**INSTRUCTIONS FOR THE TASK**
Repeat the full listing, word for word.

[Collection entries]
** Start **

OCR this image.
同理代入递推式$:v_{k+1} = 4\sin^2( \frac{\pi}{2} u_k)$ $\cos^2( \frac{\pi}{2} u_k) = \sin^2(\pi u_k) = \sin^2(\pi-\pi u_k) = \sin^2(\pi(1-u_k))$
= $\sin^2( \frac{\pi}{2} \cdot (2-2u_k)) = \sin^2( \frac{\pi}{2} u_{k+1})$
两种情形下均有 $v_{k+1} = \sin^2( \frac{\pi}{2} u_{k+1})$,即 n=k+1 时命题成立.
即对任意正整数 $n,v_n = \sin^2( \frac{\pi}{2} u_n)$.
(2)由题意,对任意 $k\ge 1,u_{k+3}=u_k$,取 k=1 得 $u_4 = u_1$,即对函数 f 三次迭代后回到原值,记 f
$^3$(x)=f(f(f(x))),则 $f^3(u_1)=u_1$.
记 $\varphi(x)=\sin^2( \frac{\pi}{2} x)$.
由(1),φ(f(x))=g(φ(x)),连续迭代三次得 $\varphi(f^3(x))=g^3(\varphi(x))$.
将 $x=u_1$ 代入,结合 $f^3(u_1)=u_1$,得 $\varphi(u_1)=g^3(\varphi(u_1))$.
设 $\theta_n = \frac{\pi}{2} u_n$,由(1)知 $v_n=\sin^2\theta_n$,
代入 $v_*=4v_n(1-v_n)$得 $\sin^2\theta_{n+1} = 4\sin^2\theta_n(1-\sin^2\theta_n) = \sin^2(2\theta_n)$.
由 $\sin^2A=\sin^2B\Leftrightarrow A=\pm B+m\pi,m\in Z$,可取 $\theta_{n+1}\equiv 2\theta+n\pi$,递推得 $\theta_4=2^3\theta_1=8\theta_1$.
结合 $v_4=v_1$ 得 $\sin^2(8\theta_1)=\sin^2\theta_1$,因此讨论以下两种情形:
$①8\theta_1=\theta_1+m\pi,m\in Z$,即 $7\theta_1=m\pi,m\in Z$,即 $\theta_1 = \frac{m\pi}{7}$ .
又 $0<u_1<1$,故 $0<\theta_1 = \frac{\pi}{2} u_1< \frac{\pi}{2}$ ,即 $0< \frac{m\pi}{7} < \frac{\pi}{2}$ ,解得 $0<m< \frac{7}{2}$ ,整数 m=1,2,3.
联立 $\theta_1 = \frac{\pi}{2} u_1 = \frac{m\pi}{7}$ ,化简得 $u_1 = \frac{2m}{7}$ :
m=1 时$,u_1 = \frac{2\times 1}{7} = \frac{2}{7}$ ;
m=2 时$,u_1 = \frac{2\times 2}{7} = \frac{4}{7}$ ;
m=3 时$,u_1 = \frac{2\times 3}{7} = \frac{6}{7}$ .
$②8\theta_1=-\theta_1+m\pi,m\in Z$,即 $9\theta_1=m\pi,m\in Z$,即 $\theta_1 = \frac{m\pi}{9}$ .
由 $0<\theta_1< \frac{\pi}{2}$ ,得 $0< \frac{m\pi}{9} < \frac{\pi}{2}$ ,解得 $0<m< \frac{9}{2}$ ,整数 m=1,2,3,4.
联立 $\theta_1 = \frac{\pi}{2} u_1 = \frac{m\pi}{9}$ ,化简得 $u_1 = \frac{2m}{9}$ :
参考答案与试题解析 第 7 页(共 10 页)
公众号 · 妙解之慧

** End **

**REPLY**
OCR this image.
同理代入递推式$:v_{k+1} = 4\sin^2( \frac{\pi}{2} u_k)$ $\cos^2( \frac{\pi}{2} u_k) = \sin^2(\pi u_k) = \sin^2(\pi-\pi u_k) = \sin^2(\pi(1-u_k))$
= $\sin^2( \frac{\pi}{2} \cdot (2-2u_k)) = \sin^2( \frac{\pi}{2} u_{k+1})$
两种情形下均有 $v_{k+1} = \sin^2( \frac{\pi}{2} u_{k+1})$,即 n=k+1 时命题成立.
即对任意正整数 $n,v_n = \sin^2( \frac{\pi}{2} u_n)$.
(2)由题意,对任意 $k\ge 1,u_{k+3}=u_k$,取 k=1 得 $u_4 = u_1$,即对函数 f 三次迭代后回到原值,记 f
$^3$(x)=f(f(f(x))),则 $f^3(u_1)=u_1$.
记 $\varphi(x)=\sin^2( \frac{\pi}{2} x)$.
由(1),φ(f(x))=g(φ(x)),连续迭代三次得 $\varphi(f^3(x))=g^3(\varphi(x))$.
将 $x=u_1$ 代入,结合 $f^3(u_1)=u_1$,得 $\varphi(u_1)=g^3(\varphi(u_1))$.
设 $\theta_n = \frac{\pi}{2} u_n$,由(1)知 $v_n=\sin^2\theta_n$,
代入 $v_*=4v_n(1-v_n)$得 $\sin^2\theta_{n+1} = 4\sin^2\theta_n(1-\sin^2\theta_n) = \sin^2(2\theta_n)$.
由 $\sin^2A=\sin^2B\Leftrightarrow A=\pm B+m\pi,m\in Z$,可取 $\theta_{n+1}\equiv 2\theta+n\pi$,递推得 $\theta_4=2^3\theta_1=8\theta_1$.
结合 $v_4=v_1$ 得 $\sin^2(8\theta_1)=\sin^2\theta_1$,因此讨论以下两种情形:
$①8\theta_1=\theta_1+m\pi,m\in Z$,即 $7\theta_1=m\pi,m\in Z$,即 $\theta_1 = \frac{m\pi}{7}$ .
又 $0<u_1<1$,故 $0<\theta_1 = \frac{\pi}{2} u_1< \frac{\pi}{2}$ ,即 $0< \frac{m\pi}{7} < \frac{\pi}{2}$ ,解得 $0<m< \frac{7}{2}$ ,整数 m=1,2,3.
联立 $\theta_1 = \frac{\pi}{2} u_1 = \frac{m\pi}{7}$ ,化简得 $u_1 = \frac{2m}{7}$ :
m=1 时$,u_1 = \frac{2\times 1}{7} = \frac{2}{7}$ ;
m=2 时$,u_1 = \frac{2\times 2}{7} = \frac{4}{7}$ ;
m=3 时$,u_1 = \frac{2\times 3}{7} = \frac{6}{7}$ .
$②8\theta_1=-\theta_1+m\pi,m\in Z$,即 $9\theta_1=m\pi,m\in Z$,即 $\theta_1 = \frac{m\pi}{9}$ .
由 $0<\theta_1< \frac{\pi}{2}$ ,得 $0< \frac{m\pi}{9} < \frac{\pi}{2}$ ,解得 $0<m< \frac{9}{2}$ ,整数 m=1,2,3,4.
联立 $\theta_1 = \frac{\pi}{2} u_1 = \frac{m\pi}{9}$ ,化简得 $u_1 = \frac{2m}{9}$ :
参考答案与试题解析 第 7 页(共 10 页)
公众号 · 妙解之慧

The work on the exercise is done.